**Текстовый блок**.
+-------+
К сожалению, их совсем немного — тех, кому тягостно или кто, подобно Голубкову или Калмыковой, считал, что дело писателя писать и отвечать перед читателем за написанное. И перед самим собой. А дело редактора советовать, но не предписывать, и глядеть, чтобы в рукописи не затесалось никаких казусов и несообразностей. Как, например, в романе Михаила Арцыбашева, который я читал лет сто назад. (Кажется, он назывался «У последней черты» и был издан в 20-х годах в Латвии, куда автор удрал от революции.) Так вот, помню, там в первой части фамилия главного героя была одна, а во второй — совсем другая. И не потому, что он решил сменить и подал заявление в латышский ЗАГС. Да и зачем менять? Ведь прежняя была не Рабинович. Просто оплошка вышла. (У Льва Толстого, говорят, тоже бывало. В «Войне и мире»…)
+-------+
**Выдержки из данных**.
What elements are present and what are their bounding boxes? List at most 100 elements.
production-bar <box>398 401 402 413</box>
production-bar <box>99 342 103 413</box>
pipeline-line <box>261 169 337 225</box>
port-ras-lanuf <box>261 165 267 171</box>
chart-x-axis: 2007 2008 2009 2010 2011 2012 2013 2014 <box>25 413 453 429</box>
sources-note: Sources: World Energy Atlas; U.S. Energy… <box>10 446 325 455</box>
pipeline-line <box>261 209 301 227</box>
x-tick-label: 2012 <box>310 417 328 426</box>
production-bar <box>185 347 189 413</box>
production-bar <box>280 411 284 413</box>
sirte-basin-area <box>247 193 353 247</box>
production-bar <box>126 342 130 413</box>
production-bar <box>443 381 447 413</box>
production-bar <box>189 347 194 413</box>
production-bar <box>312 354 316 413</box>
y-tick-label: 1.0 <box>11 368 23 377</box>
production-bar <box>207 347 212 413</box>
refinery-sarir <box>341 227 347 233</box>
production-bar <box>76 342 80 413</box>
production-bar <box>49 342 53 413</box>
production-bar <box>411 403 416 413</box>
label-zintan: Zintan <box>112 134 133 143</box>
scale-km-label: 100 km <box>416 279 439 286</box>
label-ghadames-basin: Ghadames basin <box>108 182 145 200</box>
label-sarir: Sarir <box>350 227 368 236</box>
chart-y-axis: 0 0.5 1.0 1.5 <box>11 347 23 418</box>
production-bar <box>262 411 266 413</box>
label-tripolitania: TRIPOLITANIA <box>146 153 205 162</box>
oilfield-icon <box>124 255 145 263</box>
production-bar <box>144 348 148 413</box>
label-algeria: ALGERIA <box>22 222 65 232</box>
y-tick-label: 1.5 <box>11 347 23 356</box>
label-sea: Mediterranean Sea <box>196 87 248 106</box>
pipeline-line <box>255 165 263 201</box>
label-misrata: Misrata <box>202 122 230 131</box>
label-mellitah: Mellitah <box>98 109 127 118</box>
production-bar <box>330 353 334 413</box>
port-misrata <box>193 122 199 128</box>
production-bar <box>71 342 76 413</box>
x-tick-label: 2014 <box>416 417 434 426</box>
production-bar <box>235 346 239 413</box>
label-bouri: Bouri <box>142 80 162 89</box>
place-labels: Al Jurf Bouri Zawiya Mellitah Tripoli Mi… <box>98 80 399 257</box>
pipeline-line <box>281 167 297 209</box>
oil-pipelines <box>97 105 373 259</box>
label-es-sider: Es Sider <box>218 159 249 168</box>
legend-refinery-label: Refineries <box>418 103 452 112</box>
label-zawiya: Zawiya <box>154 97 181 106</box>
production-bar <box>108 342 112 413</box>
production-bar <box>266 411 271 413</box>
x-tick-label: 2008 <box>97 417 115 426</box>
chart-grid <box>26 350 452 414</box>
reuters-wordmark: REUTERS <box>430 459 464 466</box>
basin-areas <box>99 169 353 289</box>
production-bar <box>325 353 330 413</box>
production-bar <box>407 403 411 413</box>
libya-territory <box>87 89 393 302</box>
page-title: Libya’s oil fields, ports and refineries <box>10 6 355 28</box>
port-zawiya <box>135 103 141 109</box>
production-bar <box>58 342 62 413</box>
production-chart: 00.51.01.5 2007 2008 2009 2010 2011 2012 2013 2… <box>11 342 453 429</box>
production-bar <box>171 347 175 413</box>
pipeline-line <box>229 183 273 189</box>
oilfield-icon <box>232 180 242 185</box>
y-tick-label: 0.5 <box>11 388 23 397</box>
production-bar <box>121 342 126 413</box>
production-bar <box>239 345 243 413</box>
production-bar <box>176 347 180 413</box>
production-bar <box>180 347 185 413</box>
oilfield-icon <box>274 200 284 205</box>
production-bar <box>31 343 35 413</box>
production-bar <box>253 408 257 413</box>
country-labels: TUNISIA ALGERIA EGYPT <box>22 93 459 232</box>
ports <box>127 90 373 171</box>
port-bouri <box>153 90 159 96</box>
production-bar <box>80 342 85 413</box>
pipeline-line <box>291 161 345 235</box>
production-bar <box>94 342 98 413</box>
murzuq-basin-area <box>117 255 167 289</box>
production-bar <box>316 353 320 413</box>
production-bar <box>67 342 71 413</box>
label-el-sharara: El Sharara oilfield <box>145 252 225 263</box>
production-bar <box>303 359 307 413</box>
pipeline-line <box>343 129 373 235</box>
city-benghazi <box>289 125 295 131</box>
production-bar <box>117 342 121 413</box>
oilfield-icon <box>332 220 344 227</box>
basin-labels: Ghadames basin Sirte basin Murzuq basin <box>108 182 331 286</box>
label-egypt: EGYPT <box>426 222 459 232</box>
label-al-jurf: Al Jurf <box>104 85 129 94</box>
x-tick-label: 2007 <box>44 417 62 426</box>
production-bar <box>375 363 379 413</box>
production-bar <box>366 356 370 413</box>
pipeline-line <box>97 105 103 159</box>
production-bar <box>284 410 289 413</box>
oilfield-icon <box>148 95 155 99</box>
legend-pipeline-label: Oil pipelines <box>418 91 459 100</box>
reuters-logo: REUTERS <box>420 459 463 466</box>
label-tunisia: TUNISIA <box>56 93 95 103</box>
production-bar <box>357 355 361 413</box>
+-------+
**Задание**.
Соответствуют ли тексту приведенные ниже утверждения? Для каждого ответьте «да» или «нет» и процитируйте решающие слова текста.
1. В упомянутом в тексте романе фамилия главного героя во второй части не такая, как в первой.
2. Герой романа поменял фамилию, подав заявление в ЗАГС.
3. Дело редактора состоит в том, чтобы предписывать писателю.

**Решение**.
1. Да: «там в первой части фамилия главного героя была одна, а во второй — совсем другая».
2. Нет: «И не потому, что он решил сменить и подал заявление в латышский ЗАГС».
3. Нет: «А дело редактора советовать, но не предписывать».